WHAT THE TASK REQUIRES: Reproduce each line bearing the word "слова".

TASK INPUTS:
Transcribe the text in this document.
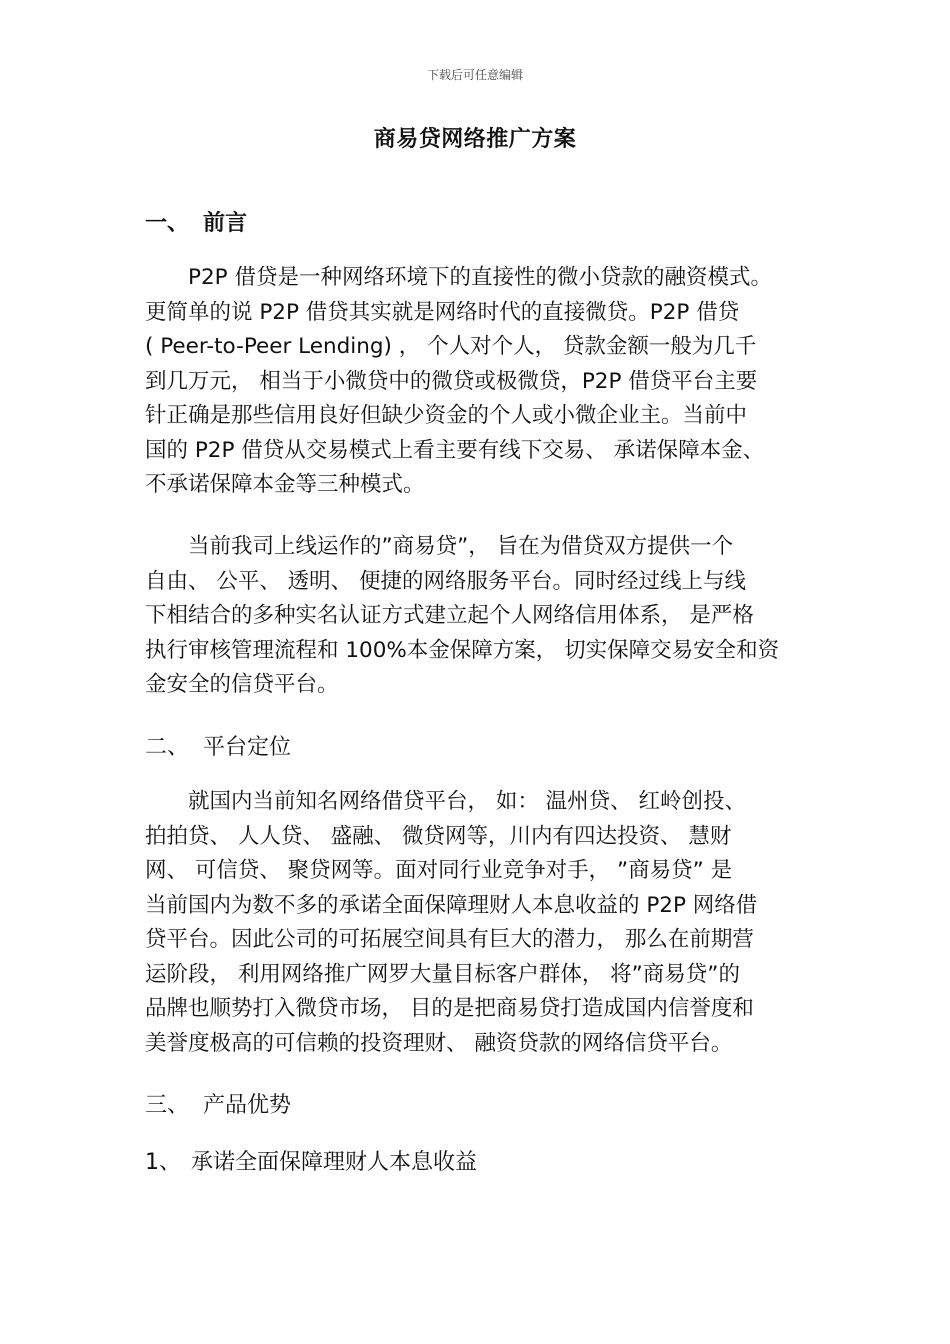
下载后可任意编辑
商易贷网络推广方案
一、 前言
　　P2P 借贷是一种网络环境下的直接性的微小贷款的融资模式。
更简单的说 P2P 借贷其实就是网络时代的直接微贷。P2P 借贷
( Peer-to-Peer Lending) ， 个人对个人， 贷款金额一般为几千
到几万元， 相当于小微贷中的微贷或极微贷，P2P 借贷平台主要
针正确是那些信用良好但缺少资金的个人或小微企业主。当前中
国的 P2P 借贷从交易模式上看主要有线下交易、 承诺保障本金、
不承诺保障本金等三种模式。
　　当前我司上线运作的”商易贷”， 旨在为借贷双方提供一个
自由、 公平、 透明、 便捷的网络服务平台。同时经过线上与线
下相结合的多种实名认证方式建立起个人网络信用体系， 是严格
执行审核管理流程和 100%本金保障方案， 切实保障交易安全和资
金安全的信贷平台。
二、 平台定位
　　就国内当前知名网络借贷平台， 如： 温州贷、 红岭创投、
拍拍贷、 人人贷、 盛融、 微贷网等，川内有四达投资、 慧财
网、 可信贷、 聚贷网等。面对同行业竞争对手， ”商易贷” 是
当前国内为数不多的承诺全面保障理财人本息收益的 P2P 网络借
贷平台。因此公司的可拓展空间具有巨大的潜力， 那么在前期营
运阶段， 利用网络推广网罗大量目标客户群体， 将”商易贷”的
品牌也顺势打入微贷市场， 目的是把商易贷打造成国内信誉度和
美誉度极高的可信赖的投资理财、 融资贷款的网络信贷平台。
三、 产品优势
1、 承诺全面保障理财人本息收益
...
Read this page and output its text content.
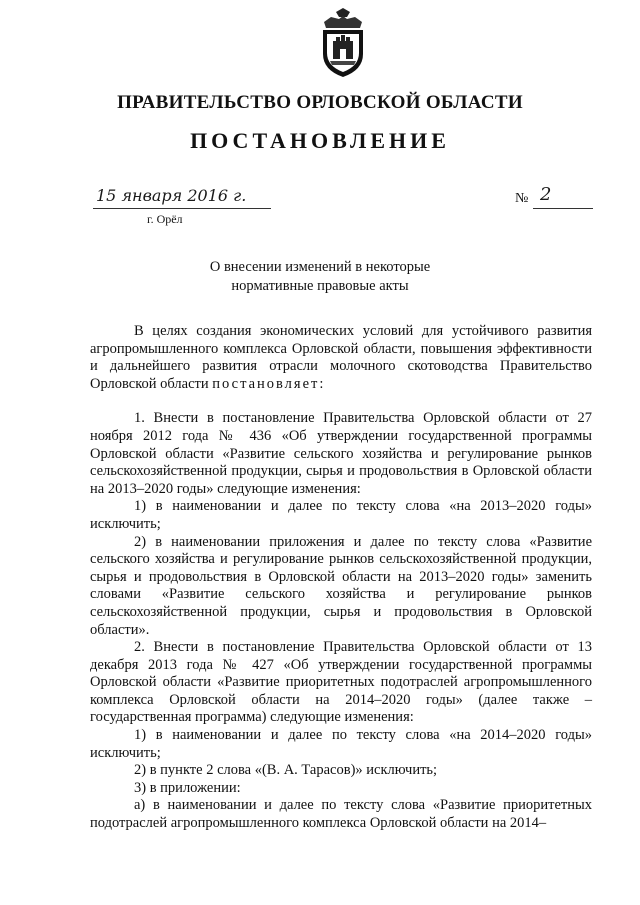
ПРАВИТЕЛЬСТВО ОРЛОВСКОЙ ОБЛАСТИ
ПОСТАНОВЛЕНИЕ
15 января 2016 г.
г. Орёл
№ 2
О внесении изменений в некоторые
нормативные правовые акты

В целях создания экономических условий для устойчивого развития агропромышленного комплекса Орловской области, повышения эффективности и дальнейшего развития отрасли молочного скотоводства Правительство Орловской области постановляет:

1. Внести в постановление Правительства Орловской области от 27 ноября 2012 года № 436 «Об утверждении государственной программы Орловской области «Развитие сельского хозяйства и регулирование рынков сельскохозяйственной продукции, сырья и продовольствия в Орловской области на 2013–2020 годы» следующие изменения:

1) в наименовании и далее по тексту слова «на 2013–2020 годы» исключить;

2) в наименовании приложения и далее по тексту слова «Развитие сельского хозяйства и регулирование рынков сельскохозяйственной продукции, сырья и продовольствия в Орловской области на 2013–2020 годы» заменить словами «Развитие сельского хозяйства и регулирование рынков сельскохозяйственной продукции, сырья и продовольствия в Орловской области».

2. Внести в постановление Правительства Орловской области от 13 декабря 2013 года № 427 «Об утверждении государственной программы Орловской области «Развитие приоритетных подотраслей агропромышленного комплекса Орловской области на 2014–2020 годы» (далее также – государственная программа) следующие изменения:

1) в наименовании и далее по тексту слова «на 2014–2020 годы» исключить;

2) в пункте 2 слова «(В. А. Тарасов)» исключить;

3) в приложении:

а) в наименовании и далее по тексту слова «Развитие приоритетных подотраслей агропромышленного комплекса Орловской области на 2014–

ANSWER TO THIS EXERCISE:
1) в наименовании и далее по тексту слова «на 2013–2020 годы» исключить;
2) в наименовании приложения и далее по тексту слова «Развитие сельского хозяйства и регулирование рынков сельскохозяйственной продукции, сырья и продовольствия в Орловской области на 2013–2020 годы» заменить словами «Развитие сельского хозяйства и регулирование рынков сельскохозяйственной продукции, сырья и продовольствия в Орловской области».
1) в наименовании и далее по тексту слова «на 2014–2020 годы» исключить;
2) в пункте 2 слова «(В. А. Тарасов)» исключить;
а) в наименовании и далее по тексту слова «Развитие приоритетных подотраслей агропромышленного комплекса Орловской области на 2014–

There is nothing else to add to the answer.